Requirements :: Gather from the material every line that contains the string "учреждениям".

** Begin Material for this exercise **

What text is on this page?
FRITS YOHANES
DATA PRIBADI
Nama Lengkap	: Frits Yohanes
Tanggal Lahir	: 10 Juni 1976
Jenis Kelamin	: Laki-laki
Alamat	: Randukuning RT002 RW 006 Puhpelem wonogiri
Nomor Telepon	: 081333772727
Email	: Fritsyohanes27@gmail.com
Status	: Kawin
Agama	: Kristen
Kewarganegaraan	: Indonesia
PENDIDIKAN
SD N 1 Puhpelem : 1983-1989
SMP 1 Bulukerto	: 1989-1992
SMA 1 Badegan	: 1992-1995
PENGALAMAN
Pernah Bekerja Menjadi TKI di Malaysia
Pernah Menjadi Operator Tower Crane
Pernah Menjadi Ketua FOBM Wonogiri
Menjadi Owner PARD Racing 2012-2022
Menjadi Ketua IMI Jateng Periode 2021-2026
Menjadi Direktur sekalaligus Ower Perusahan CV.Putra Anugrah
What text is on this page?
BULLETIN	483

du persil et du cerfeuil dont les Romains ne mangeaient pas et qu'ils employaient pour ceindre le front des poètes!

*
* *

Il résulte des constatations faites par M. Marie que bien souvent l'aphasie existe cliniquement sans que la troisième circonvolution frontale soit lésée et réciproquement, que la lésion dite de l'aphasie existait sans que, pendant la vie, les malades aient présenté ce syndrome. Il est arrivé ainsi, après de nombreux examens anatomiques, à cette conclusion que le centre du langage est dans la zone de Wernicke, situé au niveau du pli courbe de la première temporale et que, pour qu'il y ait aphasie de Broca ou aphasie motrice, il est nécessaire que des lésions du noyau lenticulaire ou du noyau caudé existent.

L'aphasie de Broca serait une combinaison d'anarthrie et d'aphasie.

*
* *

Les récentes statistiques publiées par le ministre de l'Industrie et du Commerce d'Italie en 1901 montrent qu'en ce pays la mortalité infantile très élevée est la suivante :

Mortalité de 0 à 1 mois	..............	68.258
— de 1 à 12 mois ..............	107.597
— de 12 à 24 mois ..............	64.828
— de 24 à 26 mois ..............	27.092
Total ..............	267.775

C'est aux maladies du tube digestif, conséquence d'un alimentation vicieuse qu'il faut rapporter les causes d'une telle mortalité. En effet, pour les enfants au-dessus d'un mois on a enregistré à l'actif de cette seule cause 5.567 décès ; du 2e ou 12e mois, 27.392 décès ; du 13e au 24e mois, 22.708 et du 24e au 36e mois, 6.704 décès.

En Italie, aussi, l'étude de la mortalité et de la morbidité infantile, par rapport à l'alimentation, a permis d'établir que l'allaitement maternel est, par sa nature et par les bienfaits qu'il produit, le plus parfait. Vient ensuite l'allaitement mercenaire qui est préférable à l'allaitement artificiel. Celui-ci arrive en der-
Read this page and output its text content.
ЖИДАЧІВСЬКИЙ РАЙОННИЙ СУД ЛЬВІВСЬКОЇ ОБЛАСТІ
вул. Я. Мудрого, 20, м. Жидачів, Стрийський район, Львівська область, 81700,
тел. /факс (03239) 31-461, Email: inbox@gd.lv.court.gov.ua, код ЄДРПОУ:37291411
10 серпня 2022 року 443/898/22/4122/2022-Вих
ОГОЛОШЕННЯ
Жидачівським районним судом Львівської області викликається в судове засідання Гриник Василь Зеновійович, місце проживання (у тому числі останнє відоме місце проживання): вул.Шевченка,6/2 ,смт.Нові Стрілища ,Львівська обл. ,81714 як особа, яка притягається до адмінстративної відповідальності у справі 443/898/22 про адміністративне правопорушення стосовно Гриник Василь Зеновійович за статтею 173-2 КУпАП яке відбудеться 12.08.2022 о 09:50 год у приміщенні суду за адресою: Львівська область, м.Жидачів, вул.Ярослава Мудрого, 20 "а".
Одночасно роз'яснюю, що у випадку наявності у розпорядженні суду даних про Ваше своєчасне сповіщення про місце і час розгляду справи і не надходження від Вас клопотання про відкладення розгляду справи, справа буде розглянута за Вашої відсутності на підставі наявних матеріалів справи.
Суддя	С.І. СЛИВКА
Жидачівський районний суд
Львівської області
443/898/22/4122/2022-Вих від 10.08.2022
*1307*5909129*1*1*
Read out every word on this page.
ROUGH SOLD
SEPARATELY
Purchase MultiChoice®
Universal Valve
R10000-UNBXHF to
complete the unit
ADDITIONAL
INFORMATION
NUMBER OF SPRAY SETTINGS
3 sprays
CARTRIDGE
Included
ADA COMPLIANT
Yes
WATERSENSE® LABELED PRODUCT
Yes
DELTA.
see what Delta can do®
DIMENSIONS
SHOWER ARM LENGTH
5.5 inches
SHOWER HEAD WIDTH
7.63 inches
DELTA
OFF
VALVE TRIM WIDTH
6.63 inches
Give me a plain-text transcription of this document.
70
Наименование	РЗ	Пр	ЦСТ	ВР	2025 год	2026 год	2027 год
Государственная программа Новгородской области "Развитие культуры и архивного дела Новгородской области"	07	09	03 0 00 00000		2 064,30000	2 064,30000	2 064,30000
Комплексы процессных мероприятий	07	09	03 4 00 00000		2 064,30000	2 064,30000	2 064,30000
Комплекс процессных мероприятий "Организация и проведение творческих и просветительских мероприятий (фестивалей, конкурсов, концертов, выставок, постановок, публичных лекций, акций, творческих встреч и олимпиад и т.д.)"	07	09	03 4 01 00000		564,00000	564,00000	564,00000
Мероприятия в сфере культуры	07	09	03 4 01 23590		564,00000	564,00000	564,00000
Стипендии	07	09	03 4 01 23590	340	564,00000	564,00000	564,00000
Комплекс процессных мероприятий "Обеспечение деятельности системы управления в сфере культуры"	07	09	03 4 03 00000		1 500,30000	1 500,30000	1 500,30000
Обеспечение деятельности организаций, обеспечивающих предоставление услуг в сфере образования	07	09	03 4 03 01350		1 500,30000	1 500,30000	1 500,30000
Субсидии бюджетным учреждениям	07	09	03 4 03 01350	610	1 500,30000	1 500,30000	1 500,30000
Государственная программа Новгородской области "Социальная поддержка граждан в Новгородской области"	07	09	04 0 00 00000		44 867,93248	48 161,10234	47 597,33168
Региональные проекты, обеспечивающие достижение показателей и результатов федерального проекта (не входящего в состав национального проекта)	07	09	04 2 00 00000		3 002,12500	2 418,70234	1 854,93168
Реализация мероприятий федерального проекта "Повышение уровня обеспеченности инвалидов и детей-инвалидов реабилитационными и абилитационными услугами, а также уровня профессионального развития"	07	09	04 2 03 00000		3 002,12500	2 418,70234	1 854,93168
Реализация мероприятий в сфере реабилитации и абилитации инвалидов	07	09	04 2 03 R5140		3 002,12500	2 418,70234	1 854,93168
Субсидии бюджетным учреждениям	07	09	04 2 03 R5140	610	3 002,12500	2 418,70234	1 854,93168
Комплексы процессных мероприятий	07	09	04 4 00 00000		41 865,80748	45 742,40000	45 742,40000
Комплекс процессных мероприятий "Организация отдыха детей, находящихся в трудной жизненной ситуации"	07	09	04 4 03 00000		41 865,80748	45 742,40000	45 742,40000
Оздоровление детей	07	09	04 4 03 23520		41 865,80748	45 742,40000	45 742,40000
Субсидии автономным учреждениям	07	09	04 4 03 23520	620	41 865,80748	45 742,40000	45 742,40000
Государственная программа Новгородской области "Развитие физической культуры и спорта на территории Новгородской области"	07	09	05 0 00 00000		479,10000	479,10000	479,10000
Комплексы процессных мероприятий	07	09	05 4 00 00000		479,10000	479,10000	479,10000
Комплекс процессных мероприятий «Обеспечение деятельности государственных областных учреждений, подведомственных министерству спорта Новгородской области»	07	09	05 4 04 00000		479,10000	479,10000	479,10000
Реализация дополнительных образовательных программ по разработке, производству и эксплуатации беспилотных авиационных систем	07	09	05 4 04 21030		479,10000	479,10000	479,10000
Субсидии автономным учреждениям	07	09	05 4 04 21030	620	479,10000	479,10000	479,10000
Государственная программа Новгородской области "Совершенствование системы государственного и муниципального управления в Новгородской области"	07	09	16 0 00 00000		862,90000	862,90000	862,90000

** End Material for this exercise **

Solved exercise ::
Субсидии бюджетным учреждениям	07	09	03 4 03 01350	610	1 500,30000	1 500,30000	1 500,30000
Субсидии бюджетным учреждениям	07	09	04 2 03 R5140	610	3 002,12500	2 418,70234	1 854,93168
Субсидии автономным учреждениям	07	09	04 4 03 23520	620	41 865,80748	45 742,40000	45 742,40000
Субсидии автономным учреждениям	07	09	05 4 04 21030	620	479,10000	479,10000	479,10000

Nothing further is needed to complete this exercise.